Repeat every record below exactly, omitting any pictures.

□ □ □ □ □ □ □

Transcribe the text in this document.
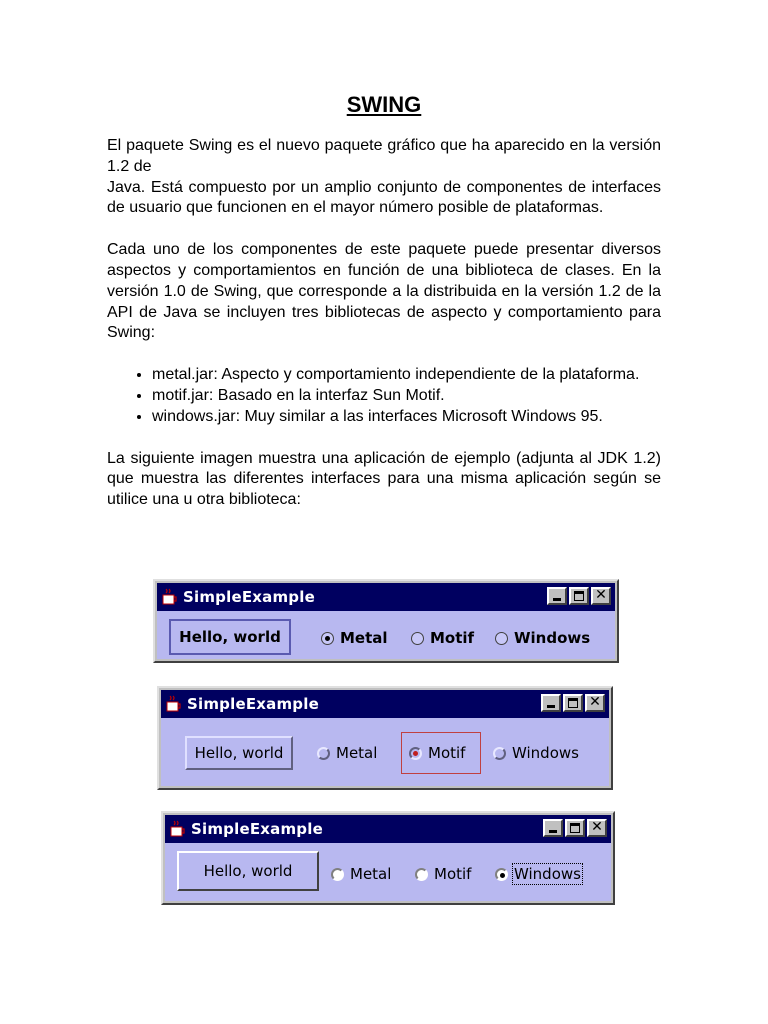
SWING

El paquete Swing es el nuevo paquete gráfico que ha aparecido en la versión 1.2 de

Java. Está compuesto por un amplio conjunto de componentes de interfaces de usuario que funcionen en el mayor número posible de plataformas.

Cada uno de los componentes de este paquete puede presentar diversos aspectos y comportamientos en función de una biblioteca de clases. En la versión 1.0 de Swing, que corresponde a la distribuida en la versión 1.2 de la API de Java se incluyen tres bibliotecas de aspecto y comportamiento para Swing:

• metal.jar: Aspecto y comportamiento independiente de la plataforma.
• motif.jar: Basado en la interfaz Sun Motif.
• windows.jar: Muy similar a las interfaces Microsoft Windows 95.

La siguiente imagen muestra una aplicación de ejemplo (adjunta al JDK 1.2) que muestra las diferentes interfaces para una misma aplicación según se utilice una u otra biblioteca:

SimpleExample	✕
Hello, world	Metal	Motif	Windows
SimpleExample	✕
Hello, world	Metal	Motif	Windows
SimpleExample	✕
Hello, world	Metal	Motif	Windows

□ □ □ □ □ □ □

**The completed task**
Transcribe the text in this document.
SWING

El paquete Swing es el nuevo paquete gráfico que ha aparecido en la versión 1.2 de

Java. Está compuesto por un amplio conjunto de componentes de interfaces de usuario que funcionen en el mayor número posible de plataformas.

Cada uno de los componentes de este paquete puede presentar diversos aspectos y comportamientos en función de una biblioteca de clases. En la versión 1.0 de Swing, que corresponde a la distribuida en la versión 1.2 de la API de Java se incluyen tres bibliotecas de aspecto y comportamiento para Swing:

• metal.jar: Aspecto y comportamiento independiente de la plataforma.
• motif.jar: Basado en la interfaz Sun Motif.
• windows.jar: Muy similar a las interfaces Microsoft Windows 95.

La siguiente imagen muestra una aplicación de ejemplo (adjunta al JDK 1.2) que muestra las diferentes interfaces para una misma aplicación según se utilice una u otra biblioteca:

SimpleExample	✕
Hello, world	Metal	Motif	Windows
SimpleExample	✕
Hello, world	Metal	Motif	Windows
SimpleExample	✕
Hello, world	Metal	Motif	Windows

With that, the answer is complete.